EXERCISE PROMPT ▸
Copy each line of the material below that includes the string "image".

Saved entries:
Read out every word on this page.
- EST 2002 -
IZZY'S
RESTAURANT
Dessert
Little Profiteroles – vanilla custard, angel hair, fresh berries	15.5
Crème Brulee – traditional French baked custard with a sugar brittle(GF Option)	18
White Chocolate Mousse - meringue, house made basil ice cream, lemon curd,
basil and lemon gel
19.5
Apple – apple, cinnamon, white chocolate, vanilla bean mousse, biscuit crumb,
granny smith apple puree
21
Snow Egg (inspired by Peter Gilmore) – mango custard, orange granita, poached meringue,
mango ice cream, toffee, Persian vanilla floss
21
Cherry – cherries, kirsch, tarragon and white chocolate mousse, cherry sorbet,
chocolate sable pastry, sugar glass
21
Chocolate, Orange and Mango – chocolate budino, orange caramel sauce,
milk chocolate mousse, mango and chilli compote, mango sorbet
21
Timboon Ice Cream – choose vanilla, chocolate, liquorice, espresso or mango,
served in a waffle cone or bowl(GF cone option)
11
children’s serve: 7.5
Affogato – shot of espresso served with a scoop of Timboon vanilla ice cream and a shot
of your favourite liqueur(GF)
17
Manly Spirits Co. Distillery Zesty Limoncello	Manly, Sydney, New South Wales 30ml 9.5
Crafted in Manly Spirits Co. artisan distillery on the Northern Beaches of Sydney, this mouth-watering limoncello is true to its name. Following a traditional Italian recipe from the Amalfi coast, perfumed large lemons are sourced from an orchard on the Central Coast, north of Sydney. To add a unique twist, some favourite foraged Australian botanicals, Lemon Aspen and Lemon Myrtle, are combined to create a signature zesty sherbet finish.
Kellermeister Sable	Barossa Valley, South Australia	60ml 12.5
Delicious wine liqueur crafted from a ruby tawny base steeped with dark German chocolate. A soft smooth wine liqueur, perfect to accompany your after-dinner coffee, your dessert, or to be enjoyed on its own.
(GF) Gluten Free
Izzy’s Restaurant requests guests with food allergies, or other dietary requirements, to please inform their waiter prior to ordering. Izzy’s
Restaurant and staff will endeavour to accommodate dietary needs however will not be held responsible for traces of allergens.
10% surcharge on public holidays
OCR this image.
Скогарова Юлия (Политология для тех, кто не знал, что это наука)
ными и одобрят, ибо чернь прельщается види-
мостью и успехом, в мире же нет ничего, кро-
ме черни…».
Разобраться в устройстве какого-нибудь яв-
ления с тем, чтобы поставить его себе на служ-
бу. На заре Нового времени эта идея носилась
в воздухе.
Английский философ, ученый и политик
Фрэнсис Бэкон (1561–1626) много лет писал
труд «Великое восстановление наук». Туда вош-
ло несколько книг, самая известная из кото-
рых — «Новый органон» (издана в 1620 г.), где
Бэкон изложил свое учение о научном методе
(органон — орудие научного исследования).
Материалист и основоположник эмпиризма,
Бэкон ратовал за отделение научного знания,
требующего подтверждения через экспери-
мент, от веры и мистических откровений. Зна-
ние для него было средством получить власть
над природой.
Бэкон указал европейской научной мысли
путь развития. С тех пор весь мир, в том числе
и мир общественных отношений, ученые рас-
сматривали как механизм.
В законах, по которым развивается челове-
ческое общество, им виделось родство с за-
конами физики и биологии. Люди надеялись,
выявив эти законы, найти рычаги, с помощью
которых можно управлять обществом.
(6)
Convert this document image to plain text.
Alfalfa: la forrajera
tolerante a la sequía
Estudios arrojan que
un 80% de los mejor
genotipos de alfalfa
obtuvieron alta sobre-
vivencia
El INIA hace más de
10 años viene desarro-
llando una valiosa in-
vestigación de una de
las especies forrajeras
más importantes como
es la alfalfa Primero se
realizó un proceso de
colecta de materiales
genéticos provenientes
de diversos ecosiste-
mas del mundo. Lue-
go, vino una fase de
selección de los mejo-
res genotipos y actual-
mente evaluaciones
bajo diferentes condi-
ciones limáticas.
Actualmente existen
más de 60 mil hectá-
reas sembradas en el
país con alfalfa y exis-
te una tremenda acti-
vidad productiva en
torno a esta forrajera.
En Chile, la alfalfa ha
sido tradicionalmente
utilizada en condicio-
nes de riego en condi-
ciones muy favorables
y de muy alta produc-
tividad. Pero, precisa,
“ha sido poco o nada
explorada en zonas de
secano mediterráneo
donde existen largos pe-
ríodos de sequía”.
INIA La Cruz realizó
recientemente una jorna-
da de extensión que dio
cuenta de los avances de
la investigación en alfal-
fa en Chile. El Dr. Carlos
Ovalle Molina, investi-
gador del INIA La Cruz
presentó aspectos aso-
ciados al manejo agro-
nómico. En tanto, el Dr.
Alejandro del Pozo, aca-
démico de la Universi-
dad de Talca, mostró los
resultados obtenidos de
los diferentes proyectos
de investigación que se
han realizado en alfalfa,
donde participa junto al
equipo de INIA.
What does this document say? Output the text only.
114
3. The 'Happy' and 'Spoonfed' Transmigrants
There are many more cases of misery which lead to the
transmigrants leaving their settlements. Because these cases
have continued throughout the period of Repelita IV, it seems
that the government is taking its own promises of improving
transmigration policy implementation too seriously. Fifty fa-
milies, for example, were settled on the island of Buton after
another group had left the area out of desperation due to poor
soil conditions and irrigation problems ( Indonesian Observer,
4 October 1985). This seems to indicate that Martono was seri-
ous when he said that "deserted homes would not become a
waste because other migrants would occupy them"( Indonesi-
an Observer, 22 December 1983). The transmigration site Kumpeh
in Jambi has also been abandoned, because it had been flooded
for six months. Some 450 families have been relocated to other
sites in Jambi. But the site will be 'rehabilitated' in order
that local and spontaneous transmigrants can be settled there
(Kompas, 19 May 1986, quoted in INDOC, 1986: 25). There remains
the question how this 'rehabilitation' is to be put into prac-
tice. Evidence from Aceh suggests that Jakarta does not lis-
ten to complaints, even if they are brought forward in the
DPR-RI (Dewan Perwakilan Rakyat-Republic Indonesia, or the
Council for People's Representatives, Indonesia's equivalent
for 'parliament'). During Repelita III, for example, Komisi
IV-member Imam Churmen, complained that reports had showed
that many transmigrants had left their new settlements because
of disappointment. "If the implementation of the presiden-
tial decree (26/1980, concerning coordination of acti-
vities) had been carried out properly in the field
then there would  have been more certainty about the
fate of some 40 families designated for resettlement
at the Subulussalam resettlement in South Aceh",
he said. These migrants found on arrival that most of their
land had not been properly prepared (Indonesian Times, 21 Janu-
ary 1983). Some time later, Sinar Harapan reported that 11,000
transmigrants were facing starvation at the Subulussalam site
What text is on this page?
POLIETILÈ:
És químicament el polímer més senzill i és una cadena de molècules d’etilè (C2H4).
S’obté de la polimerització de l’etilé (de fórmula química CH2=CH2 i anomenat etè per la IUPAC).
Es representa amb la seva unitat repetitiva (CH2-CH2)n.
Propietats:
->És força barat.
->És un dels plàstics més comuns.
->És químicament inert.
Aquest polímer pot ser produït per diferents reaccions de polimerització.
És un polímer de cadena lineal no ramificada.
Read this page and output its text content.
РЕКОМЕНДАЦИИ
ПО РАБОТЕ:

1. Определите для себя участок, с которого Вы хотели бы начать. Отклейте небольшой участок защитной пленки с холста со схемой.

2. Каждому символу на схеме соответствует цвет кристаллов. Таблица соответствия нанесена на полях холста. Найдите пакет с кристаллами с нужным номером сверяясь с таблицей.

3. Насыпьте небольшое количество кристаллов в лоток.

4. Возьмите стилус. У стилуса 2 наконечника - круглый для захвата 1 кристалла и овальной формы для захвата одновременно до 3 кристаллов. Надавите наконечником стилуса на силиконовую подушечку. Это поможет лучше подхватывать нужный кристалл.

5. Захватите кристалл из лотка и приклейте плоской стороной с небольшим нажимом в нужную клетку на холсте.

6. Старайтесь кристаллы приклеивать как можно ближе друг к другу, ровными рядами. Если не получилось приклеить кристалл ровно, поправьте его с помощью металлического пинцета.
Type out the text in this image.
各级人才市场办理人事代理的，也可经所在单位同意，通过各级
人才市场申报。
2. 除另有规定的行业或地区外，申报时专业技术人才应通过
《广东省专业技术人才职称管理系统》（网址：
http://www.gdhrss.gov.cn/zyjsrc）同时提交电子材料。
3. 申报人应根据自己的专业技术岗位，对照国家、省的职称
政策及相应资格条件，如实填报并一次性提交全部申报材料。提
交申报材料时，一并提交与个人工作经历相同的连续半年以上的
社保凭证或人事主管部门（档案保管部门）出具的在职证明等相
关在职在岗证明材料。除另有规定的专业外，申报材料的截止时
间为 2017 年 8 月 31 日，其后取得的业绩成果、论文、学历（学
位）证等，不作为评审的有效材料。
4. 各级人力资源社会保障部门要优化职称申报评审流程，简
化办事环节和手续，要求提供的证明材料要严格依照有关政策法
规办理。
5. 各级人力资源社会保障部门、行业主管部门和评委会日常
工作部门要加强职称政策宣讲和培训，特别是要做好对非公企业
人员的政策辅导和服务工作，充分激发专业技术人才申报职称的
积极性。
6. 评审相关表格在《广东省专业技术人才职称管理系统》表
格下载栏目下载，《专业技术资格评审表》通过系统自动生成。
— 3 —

ANSWER TO THIS PROBLEM ▸
OCR this image.
Convert this document image to plain text.
Type out the text in this image.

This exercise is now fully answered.